> [AIM] Set down each record exactly as written.

+++ MATERIAL SUPPLIED +++

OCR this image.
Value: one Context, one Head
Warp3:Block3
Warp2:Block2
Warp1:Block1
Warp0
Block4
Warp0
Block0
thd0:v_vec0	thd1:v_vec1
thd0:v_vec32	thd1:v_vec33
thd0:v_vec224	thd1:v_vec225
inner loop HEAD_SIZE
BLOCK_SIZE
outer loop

+++

> [WRITTEN ANSWER]
OCR this image.
Value: one Context, one Head
Warp3:Block3
Warp2:Block2
Warp1:Block1
Warp0
Block4
Warp0
Block0
thd0:v_vec0	thd1:v_vec1
thd0:v_vec32	thd1:v_vec33
thd0:v_vec224	thd1:v_vec225
inner loop HEAD_SIZE
BLOCK_SIZE
outer loop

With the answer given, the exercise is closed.